PROBLEM DESCRIPTION: Return the listing below word for word.

MATERIALS PROVIDED:
+++

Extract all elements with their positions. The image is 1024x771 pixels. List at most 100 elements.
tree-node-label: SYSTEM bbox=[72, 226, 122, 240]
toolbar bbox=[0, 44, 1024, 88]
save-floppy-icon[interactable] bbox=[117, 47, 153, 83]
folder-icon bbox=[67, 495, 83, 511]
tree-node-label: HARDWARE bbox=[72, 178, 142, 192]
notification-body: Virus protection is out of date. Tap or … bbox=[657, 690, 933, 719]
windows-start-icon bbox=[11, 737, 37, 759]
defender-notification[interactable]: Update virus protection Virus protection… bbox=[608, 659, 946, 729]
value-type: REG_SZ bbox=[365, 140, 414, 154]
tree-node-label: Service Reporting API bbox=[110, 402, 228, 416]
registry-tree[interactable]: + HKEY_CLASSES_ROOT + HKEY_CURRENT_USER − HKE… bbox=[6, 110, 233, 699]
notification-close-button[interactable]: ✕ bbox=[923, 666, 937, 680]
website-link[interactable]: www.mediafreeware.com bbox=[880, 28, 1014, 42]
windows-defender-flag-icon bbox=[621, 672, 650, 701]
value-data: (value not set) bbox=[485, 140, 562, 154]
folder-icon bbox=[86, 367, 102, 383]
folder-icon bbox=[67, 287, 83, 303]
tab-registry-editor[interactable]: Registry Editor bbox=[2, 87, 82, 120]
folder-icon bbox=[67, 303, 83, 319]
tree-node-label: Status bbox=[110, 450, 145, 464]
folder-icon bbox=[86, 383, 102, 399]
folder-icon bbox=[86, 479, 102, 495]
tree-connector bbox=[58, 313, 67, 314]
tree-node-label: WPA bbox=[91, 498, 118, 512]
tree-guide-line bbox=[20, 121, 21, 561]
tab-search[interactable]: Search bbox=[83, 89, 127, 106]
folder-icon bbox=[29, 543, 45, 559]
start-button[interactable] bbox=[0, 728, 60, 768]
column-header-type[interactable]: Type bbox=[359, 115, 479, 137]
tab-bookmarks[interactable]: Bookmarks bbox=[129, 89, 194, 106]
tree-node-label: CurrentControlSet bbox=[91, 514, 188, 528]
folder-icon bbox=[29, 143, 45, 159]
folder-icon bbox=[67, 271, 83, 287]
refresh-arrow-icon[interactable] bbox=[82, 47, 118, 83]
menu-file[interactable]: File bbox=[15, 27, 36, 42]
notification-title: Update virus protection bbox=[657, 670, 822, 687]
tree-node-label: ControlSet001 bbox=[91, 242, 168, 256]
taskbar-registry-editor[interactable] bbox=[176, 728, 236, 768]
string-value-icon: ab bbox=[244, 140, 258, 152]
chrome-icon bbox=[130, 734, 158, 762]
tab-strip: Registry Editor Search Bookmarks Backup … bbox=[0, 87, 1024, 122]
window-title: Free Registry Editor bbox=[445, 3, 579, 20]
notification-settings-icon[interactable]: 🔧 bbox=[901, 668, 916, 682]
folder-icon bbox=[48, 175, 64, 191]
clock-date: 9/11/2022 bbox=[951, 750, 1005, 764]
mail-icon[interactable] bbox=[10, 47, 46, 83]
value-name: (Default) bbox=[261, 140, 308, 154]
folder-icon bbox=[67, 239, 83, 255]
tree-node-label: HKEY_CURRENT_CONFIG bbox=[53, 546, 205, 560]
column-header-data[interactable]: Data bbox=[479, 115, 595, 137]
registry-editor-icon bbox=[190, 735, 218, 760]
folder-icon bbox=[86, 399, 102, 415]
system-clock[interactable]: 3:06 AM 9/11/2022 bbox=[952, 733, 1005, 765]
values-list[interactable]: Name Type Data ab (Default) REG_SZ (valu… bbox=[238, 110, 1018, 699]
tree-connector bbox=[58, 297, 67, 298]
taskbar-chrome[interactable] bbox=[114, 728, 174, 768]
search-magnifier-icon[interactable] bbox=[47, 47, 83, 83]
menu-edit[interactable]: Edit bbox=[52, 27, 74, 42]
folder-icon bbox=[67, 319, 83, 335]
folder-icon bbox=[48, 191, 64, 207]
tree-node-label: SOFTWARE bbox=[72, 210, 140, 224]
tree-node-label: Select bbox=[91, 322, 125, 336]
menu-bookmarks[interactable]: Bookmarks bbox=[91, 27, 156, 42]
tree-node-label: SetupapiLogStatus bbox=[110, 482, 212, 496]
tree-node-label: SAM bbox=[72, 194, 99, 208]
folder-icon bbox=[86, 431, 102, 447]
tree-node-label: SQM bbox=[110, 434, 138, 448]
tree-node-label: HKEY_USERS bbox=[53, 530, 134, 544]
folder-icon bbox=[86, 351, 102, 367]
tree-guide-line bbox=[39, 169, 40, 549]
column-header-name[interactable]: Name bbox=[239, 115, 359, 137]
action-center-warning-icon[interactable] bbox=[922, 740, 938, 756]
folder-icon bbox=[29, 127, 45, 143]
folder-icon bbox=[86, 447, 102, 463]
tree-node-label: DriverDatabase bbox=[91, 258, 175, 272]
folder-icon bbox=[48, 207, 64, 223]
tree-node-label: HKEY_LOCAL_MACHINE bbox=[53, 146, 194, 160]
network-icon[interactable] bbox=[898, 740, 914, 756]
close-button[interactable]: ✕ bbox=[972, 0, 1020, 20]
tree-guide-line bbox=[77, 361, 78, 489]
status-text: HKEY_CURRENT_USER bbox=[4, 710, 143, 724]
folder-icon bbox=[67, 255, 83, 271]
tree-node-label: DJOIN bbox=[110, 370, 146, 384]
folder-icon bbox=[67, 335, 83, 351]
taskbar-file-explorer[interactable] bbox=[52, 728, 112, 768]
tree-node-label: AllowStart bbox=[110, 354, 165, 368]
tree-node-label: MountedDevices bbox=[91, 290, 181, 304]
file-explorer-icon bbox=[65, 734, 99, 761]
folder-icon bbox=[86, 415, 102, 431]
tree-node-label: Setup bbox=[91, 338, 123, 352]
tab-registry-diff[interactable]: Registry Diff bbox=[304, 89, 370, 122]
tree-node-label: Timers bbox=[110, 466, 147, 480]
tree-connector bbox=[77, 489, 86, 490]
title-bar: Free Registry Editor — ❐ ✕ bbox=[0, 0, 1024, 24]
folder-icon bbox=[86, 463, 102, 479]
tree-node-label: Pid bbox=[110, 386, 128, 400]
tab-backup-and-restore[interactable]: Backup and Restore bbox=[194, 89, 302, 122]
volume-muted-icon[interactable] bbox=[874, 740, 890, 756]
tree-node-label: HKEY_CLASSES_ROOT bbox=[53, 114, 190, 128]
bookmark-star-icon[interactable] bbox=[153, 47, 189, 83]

+++

RESPONSE TO THE TASK:
Extract all elements with their positions. The image is 1024x771 pixels. List at most 100 elements.
tree-node-label: SYSTEM bbox=[72, 226, 122, 240]
toolbar bbox=[0, 44, 1024, 88]
save-floppy-icon[interactable] bbox=[117, 47, 153, 83]
folder-icon bbox=[67, 495, 83, 511]
tree-node-label: HARDWARE bbox=[72, 178, 142, 192]
notification-body: Virus protection is out of date. Tap or … bbox=[657, 690, 933, 719]
windows-start-icon bbox=[11, 737, 37, 759]
defender-notification[interactable]: Update virus protection Virus protection… bbox=[608, 659, 946, 729]
value-type: REG_SZ bbox=[365, 140, 414, 154]
tree-node-label: Service Reporting API bbox=[110, 402, 228, 416]
registry-tree[interactable]: + HKEY_CLASSES_ROOT + HKEY_CURRENT_USER − HKE… bbox=[6, 110, 233, 699]
notification-close-button[interactable]: ✕ bbox=[923, 666, 937, 680]
website-link[interactable]: www.mediafreeware.com bbox=[880, 28, 1014, 42]
windows-defender-flag-icon bbox=[621, 672, 650, 701]
value-data: (value not set) bbox=[485, 140, 562, 154]
folder-icon bbox=[86, 367, 102, 383]
folder-icon bbox=[67, 287, 83, 303]
tab-registry-editor[interactable]: Registry Editor bbox=[2, 87, 82, 120]
folder-icon bbox=[67, 303, 83, 319]
tree-node-label: Status bbox=[110, 450, 145, 464]
folder-icon bbox=[86, 383, 102, 399]
folder-icon bbox=[86, 479, 102, 495]
tree-connector bbox=[58, 313, 67, 314]
tree-node-label: WPA bbox=[91, 498, 118, 512]
tree-guide-line bbox=[20, 121, 21, 561]
tab-search[interactable]: Search bbox=[83, 89, 127, 106]
folder-icon bbox=[29, 543, 45, 559]
start-button[interactable] bbox=[0, 728, 60, 768]
column-header-type[interactable]: Type bbox=[359, 115, 479, 137]
tab-bookmarks[interactable]: Bookmarks bbox=[129, 89, 194, 106]
tree-node-label: CurrentControlSet bbox=[91, 514, 188, 528]
folder-icon bbox=[29, 143, 45, 159]
folder-icon bbox=[67, 271, 83, 287]
refresh-arrow-icon[interactable] bbox=[82, 47, 118, 83]
menu-file[interactable]: File bbox=[15, 27, 36, 42]
notification-title: Update virus protection bbox=[657, 670, 822, 687]
tree-node-label: ControlSet001 bbox=[91, 242, 168, 256]
taskbar-registry-editor[interactable] bbox=[176, 728, 236, 768]
string-value-icon: ab bbox=[244, 140, 258, 152]
chrome-icon bbox=[130, 734, 158, 762]
tab-strip: Registry Editor Search Bookmarks Backup … bbox=[0, 87, 1024, 122]
window-title: Free Registry Editor bbox=[445, 3, 579, 20]
notification-settings-icon[interactable]: 🔧 bbox=[901, 668, 916, 682]
folder-icon bbox=[48, 175, 64, 191]
clock-date: 9/11/2022 bbox=[951, 750, 1005, 764]
mail-icon[interactable] bbox=[10, 47, 46, 83]
value-name: (Default) bbox=[261, 140, 308, 154]
folder-icon bbox=[67, 239, 83, 255]
tree-node-label: HKEY_CURRENT_CONFIG bbox=[53, 546, 205, 560]
column-header-data[interactable]: Data bbox=[479, 115, 595, 137]
registry-editor-icon bbox=[190, 735, 218, 760]
folder-icon bbox=[86, 399, 102, 415]
system-clock[interactable]: 3:06 AM 9/11/2022 bbox=[952, 733, 1005, 765]
values-list[interactable]: Name Type Data ab (Default) REG_SZ (valu… bbox=[238, 110, 1018, 699]
tree-connector bbox=[58, 297, 67, 298]
taskbar-chrome[interactable] bbox=[114, 728, 174, 768]
search-magnifier-icon[interactable] bbox=[47, 47, 83, 83]
menu-edit[interactable]: Edit bbox=[52, 27, 74, 42]
folder-icon bbox=[67, 319, 83, 335]
folder-icon bbox=[48, 191, 64, 207]
tree-node-label: SOFTWARE bbox=[72, 210, 140, 224]
tree-node-label: Select bbox=[91, 322, 125, 336]
menu-bookmarks[interactable]: Bookmarks bbox=[91, 27, 156, 42]
tree-node-label: SetupapiLogStatus bbox=[110, 482, 212, 496]
tree-node-label: SAM bbox=[72, 194, 99, 208]
folder-icon bbox=[86, 431, 102, 447]
tree-node-label: SQM bbox=[110, 434, 138, 448]
tree-node-label: HKEY_USERS bbox=[53, 530, 134, 544]
folder-icon bbox=[86, 351, 102, 367]
tree-guide-line bbox=[39, 169, 40, 549]
column-header-name[interactable]: Name bbox=[239, 115, 359, 137]
action-center-warning-icon[interactable] bbox=[922, 740, 938, 756]
folder-icon bbox=[29, 127, 45, 143]
folder-icon bbox=[86, 447, 102, 463]
tree-node-label: DriverDatabase bbox=[91, 258, 175, 272]
folder-icon bbox=[48, 207, 64, 223]
tree-node-label: HKEY_LOCAL_MACHINE bbox=[53, 146, 194, 160]
network-icon[interactable] bbox=[898, 740, 914, 756]
close-button[interactable]: ✕ bbox=[972, 0, 1020, 20]
tree-guide-line bbox=[77, 361, 78, 489]
status-text: HKEY_CURRENT_USER bbox=[4, 710, 143, 724]
folder-icon bbox=[67, 255, 83, 271]
tree-node-label: DJOIN bbox=[110, 370, 146, 384]
folder-icon bbox=[67, 335, 83, 351]
taskbar-file-explorer[interactable] bbox=[52, 728, 112, 768]
tree-node-label: AllowStart bbox=[110, 354, 165, 368]
tree-node-label: MountedDevices bbox=[91, 290, 181, 304]
file-explorer-icon bbox=[65, 734, 99, 761]
folder-icon bbox=[86, 415, 102, 431]
tree-node-label: Setup bbox=[91, 338, 123, 352]
tab-registry-diff[interactable]: Registry Diff bbox=[304, 89, 370, 122]
tree-node-label: Timers bbox=[110, 466, 147, 480]
tree-connector bbox=[77, 489, 86, 490]
title-bar: Free Registry Editor — ❐ ✕ bbox=[0, 0, 1024, 24]
folder-icon bbox=[86, 463, 102, 479]
tree-node-label: Pid bbox=[110, 386, 128, 400]
tab-backup-and-restore[interactable]: Backup and Restore bbox=[194, 89, 302, 122]
volume-muted-icon[interactable] bbox=[874, 740, 890, 756]
tree-node-label: HKEY_CLASSES_ROOT bbox=[53, 114, 190, 128]
bookmark-star-icon[interactable] bbox=[153, 47, 189, 83]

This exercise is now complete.